--- start ---

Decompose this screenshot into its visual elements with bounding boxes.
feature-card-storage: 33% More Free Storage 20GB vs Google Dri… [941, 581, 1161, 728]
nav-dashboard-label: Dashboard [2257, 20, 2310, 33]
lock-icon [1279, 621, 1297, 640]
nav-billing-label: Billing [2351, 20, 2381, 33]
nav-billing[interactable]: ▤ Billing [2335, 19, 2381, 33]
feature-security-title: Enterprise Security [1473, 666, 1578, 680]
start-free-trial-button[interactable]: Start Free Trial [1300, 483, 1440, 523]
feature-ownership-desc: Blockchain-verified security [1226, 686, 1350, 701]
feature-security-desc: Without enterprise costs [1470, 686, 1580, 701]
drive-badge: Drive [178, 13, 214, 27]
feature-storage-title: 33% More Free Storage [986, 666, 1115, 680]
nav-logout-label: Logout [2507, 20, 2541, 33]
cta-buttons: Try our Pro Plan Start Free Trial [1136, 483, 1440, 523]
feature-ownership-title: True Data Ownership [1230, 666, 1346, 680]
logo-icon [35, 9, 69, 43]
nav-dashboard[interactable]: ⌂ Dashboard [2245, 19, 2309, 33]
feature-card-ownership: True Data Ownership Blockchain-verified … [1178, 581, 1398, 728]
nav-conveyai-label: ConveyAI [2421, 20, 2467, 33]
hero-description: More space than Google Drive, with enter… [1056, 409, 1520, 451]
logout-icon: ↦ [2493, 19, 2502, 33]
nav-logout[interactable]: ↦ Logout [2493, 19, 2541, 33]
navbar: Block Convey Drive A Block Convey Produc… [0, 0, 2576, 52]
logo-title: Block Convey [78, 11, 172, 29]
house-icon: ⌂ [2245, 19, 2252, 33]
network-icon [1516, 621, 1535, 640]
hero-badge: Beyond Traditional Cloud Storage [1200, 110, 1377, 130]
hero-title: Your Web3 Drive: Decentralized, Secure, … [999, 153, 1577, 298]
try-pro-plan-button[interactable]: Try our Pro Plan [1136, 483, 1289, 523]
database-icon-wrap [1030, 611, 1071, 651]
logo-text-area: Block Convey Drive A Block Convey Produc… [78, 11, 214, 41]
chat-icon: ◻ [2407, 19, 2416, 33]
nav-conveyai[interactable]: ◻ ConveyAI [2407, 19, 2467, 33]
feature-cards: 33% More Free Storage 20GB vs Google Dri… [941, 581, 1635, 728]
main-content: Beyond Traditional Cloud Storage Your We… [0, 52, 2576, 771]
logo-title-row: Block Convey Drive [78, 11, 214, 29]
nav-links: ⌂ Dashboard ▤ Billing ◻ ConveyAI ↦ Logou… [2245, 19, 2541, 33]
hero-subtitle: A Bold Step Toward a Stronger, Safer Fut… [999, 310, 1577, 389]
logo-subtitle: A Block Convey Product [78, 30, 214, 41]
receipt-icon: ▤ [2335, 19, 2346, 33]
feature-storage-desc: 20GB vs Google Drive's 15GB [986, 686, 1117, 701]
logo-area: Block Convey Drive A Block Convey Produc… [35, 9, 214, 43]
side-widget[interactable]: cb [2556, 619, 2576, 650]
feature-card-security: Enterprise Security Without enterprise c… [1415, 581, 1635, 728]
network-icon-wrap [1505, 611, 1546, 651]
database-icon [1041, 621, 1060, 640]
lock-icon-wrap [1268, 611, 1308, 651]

--- end ---

▶ **Exercise**: Please rewrite the records from their first line through the line containing "hero-badge: Beyond Traditional", swapping "Enterprise Security" for "Business Security" and keeping everything else the same.

▶ **Task result**:
Decompose this screenshot into its visual elements with bounding boxes.
feature-card-storage: 33% More Free Storage 20GB vs Google Dri… [941, 581, 1161, 728]
nav-dashboard-label: Dashboard [2257, 20, 2310, 33]
lock-icon [1279, 621, 1297, 640]
nav-billing-label: Billing [2351, 20, 2381, 33]
nav-billing[interactable]: ▤ Billing [2335, 19, 2381, 33]
feature-security-title: Business Security [1473, 666, 1578, 680]
start-free-trial-button[interactable]: Start Free Trial [1300, 483, 1440, 523]
feature-ownership-desc: Blockchain-verified security [1226, 686, 1350, 701]
feature-security-desc: Without enterprise costs [1470, 686, 1580, 701]
drive-badge: Drive [178, 13, 214, 27]
feature-storage-title: 33% More Free Storage [986, 666, 1115, 680]
nav-logout-label: Logout [2507, 20, 2541, 33]
cta-buttons: Try our Pro Plan Start Free Trial [1136, 483, 1440, 523]
feature-ownership-title: True Data Ownership [1230, 666, 1346, 680]
logo-icon [35, 9, 69, 43]
nav-dashboard[interactable]: ⌂ Dashboard [2245, 19, 2309, 33]
feature-card-ownership: True Data Ownership Blockchain-verified … [1178, 581, 1398, 728]
nav-conveyai-label: ConveyAI [2421, 20, 2467, 33]
hero-description: More space than Google Drive, with enter… [1056, 409, 1520, 451]
logout-icon: ↦ [2493, 19, 2502, 33]
nav-logout[interactable]: ↦ Logout [2493, 19, 2541, 33]
navbar: Block Convey Drive A Block Convey Produc… [0, 0, 2576, 52]
logo-title: Block Convey [78, 11, 172, 29]
house-icon: ⌂ [2245, 19, 2252, 33]
network-icon [1516, 621, 1535, 640]
hero-badge: Beyond Traditional Cloud Storage [1200, 110, 1377, 130]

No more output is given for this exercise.